PROMPT: Find how many lines in the material contain "into"; your answer should be that number alone.
--- start of THE RECORDS ---
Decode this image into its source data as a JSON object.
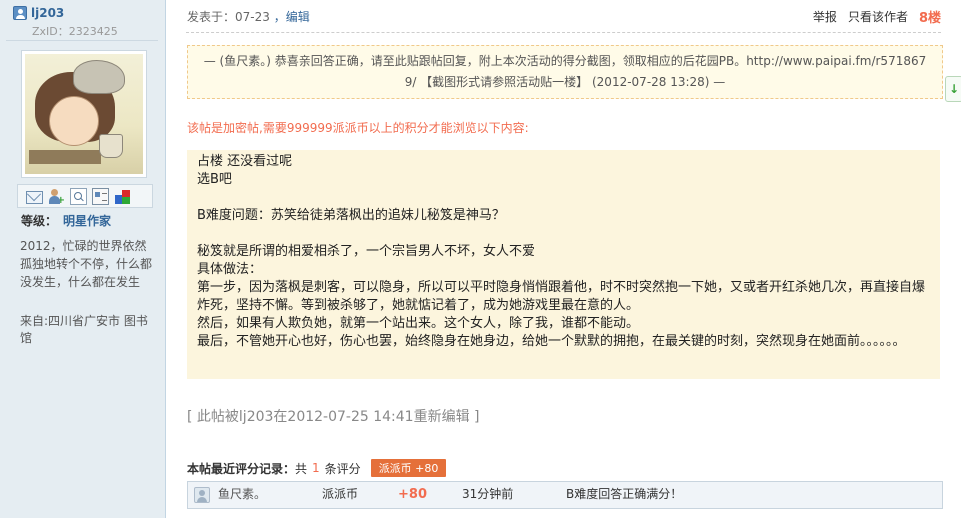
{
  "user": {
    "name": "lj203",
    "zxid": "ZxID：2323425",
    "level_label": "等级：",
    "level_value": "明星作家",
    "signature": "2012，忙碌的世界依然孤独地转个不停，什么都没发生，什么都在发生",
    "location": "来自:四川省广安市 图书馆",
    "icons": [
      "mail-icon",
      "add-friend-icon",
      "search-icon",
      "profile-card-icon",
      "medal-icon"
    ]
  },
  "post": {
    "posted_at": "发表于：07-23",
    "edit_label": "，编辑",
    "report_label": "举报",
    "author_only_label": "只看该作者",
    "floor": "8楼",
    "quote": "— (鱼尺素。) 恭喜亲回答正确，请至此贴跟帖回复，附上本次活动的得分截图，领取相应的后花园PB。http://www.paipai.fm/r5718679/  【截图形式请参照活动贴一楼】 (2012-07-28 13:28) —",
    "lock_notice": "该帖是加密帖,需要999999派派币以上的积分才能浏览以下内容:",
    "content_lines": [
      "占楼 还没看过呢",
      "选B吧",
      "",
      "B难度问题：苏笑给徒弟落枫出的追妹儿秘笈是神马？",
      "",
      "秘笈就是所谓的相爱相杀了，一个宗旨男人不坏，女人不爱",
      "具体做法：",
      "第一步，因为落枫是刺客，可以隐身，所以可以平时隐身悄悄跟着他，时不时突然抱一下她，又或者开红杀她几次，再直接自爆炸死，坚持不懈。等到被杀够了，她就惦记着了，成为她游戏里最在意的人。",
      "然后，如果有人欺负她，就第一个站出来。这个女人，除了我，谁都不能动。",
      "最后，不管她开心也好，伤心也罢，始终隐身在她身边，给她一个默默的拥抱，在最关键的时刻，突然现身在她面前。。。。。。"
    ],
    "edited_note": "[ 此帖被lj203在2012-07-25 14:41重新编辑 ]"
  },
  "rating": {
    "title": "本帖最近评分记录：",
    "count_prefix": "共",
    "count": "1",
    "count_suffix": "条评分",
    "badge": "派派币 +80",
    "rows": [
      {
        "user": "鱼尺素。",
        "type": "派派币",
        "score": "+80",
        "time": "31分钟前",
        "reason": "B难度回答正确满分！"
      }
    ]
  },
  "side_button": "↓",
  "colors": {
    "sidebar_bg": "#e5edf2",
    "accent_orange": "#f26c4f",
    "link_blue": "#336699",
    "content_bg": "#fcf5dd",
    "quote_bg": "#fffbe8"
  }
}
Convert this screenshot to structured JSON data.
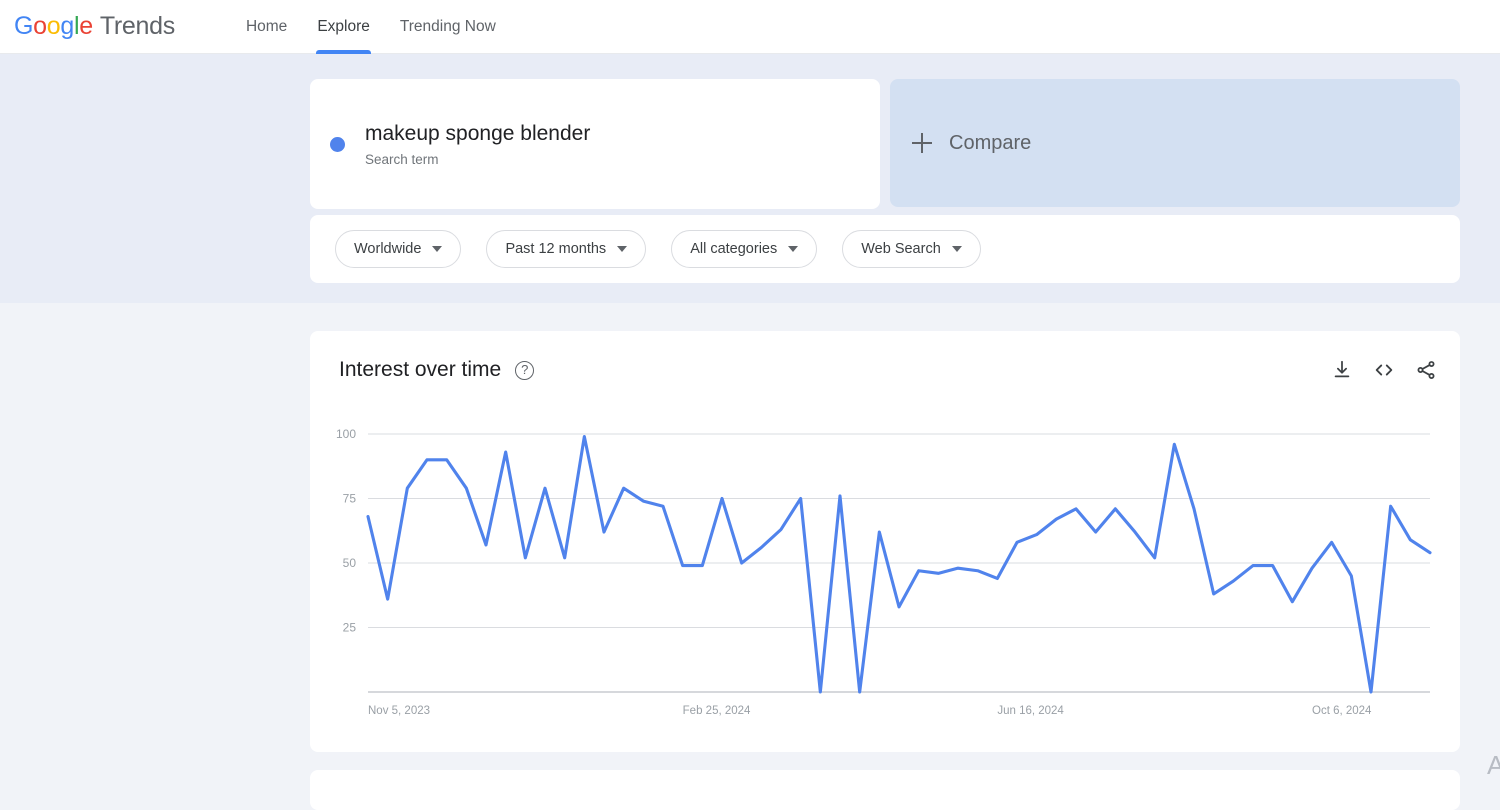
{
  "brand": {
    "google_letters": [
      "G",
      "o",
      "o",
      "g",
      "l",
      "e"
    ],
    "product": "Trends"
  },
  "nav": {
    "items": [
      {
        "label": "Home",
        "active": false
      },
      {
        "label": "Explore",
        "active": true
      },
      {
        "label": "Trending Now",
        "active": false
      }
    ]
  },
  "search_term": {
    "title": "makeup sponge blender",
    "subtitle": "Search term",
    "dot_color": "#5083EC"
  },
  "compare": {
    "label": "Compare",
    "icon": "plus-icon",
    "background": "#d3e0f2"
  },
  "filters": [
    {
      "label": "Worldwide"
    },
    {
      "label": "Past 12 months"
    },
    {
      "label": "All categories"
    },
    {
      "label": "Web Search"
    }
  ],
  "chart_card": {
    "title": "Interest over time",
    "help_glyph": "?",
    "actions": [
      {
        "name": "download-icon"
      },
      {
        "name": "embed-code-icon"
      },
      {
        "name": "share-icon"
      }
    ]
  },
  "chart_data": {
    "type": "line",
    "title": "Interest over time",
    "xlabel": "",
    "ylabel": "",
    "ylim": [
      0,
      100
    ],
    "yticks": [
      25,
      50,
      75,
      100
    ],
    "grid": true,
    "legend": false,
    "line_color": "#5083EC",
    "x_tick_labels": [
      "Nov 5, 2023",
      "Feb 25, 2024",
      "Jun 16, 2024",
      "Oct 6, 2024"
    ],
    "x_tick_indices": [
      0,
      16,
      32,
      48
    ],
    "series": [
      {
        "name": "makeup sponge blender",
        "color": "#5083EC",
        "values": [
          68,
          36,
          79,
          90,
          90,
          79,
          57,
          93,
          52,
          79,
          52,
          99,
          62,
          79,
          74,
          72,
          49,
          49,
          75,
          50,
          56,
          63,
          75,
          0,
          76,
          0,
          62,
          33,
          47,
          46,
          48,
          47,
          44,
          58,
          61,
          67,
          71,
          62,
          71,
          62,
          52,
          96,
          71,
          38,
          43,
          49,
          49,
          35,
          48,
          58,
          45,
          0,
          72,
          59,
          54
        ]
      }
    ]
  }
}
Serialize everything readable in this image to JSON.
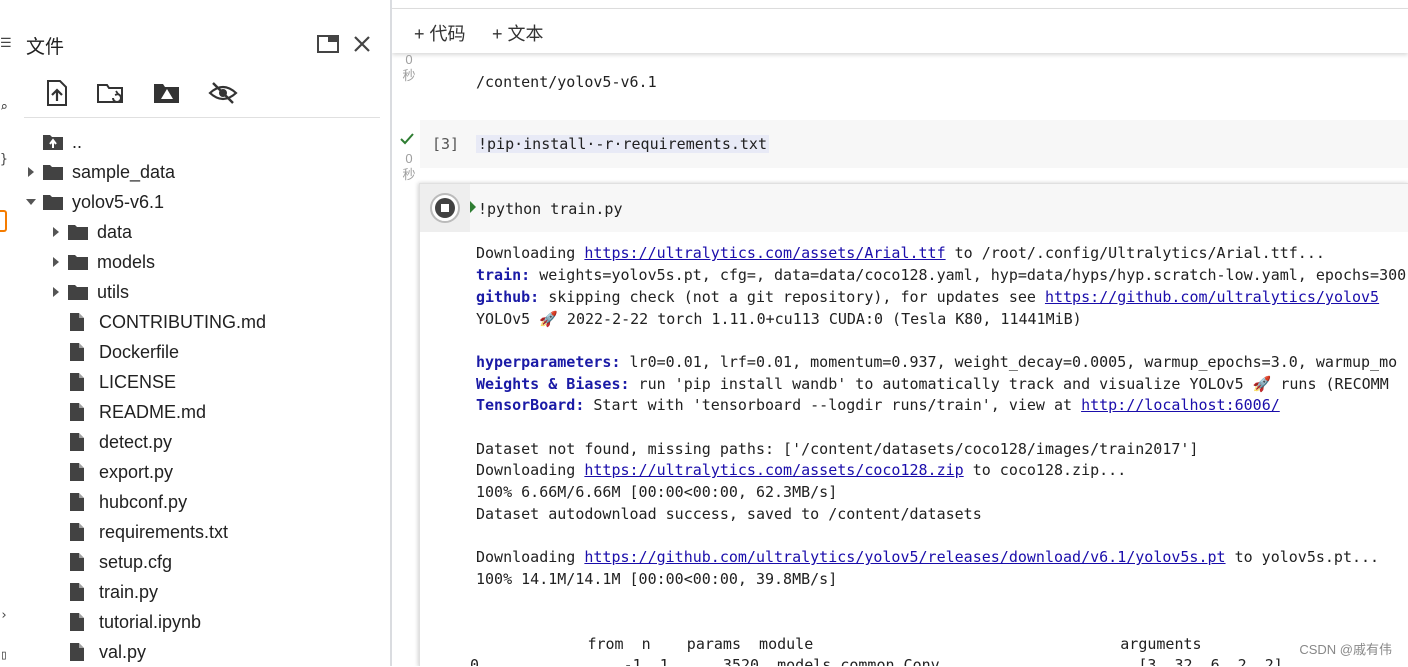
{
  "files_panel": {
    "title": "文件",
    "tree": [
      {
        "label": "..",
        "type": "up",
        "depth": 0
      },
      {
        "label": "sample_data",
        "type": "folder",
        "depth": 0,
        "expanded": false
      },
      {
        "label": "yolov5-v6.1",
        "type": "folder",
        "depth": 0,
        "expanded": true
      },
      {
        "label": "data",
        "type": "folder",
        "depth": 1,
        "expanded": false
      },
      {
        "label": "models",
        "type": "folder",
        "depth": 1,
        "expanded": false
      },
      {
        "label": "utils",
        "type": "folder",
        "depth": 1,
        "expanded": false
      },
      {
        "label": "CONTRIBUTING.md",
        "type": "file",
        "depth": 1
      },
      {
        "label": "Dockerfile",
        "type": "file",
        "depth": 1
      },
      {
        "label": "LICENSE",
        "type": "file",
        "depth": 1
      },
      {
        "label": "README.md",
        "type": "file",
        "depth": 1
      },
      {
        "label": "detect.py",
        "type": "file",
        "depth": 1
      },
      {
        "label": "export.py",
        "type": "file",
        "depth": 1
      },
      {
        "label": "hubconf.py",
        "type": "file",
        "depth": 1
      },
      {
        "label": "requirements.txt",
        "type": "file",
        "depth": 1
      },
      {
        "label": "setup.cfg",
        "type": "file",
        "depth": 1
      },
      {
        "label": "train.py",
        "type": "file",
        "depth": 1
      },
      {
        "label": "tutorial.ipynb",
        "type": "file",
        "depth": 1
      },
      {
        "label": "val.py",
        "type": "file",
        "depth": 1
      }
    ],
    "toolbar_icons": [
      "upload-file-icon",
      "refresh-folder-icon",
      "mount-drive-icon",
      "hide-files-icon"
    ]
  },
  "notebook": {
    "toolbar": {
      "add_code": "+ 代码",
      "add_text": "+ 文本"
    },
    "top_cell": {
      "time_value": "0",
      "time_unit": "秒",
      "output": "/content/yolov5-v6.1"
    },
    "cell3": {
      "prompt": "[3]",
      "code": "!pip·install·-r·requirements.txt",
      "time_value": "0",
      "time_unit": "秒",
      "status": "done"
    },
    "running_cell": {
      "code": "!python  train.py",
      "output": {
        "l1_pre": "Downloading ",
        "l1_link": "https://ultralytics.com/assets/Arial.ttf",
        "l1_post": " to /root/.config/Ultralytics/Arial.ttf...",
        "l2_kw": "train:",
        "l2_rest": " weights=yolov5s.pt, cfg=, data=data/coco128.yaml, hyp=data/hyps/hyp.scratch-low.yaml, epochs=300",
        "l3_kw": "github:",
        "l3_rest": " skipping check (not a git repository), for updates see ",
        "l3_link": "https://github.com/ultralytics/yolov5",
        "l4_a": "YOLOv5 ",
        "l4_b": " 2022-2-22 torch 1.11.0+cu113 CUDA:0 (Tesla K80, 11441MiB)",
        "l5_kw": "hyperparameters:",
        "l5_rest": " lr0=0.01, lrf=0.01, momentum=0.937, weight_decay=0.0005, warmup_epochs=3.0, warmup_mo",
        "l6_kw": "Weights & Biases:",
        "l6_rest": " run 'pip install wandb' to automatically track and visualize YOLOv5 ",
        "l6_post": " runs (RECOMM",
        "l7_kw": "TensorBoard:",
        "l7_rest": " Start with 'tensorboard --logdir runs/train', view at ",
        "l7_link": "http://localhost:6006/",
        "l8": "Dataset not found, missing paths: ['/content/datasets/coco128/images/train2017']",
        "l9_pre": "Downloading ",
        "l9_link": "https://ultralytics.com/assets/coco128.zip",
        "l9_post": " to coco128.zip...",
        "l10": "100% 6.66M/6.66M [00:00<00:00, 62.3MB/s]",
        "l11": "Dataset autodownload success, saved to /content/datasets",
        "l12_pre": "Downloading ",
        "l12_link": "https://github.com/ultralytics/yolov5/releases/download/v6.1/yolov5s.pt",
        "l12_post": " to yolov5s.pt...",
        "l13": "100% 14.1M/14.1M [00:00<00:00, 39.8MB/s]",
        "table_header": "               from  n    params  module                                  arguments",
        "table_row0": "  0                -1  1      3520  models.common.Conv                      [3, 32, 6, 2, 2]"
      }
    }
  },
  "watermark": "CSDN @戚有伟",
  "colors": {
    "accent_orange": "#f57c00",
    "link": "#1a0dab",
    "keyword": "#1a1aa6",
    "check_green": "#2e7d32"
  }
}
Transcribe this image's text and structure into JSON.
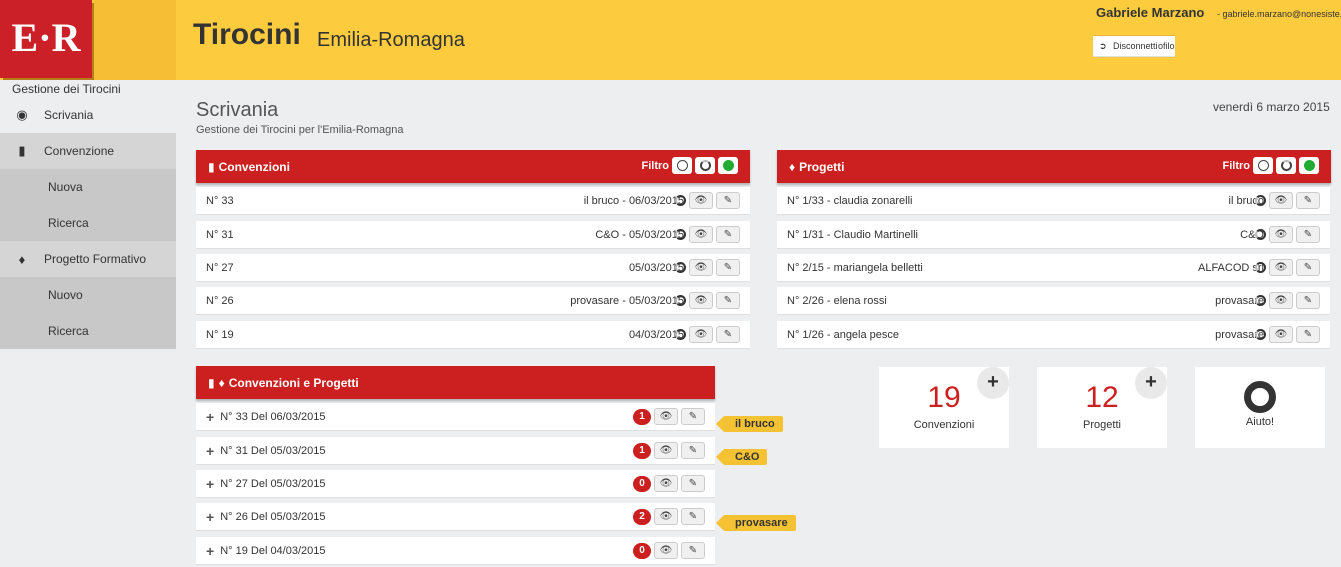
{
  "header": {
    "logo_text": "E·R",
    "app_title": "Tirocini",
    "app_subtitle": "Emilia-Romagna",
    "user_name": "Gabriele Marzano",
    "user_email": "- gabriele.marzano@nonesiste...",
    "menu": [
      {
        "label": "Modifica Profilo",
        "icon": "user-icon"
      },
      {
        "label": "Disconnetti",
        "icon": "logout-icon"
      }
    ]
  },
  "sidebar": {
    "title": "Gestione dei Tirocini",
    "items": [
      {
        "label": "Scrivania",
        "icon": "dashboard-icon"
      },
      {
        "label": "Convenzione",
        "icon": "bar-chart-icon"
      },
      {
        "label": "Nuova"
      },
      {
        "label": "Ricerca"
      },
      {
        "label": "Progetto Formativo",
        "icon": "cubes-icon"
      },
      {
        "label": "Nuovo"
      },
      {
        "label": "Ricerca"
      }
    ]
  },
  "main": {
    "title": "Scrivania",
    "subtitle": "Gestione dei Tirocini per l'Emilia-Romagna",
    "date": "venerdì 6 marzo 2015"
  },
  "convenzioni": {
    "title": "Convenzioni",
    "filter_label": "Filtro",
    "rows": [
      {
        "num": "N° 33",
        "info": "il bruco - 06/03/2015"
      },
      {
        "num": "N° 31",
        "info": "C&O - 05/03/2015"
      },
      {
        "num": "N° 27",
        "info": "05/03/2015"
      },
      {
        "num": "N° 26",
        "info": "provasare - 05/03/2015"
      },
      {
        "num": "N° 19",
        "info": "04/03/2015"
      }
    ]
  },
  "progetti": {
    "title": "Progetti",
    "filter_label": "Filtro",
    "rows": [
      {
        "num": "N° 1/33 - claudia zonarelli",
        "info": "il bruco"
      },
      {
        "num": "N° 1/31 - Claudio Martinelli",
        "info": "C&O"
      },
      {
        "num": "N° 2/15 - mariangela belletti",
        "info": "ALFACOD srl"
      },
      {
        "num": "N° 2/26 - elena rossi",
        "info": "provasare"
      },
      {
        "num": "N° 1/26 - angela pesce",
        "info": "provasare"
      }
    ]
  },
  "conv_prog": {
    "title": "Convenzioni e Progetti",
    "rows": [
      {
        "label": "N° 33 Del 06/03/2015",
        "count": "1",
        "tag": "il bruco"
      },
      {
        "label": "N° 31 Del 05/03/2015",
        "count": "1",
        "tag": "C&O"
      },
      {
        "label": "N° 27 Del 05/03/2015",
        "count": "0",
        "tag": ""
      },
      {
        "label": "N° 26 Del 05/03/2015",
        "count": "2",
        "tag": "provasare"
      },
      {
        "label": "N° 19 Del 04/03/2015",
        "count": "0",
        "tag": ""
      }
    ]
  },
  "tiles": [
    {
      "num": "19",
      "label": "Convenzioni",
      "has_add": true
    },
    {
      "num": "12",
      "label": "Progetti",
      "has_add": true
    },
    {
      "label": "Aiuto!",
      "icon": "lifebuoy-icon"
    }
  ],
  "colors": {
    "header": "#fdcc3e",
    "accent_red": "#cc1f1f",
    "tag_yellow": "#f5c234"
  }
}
--- end of THE RECORDS ---
RESULT: 2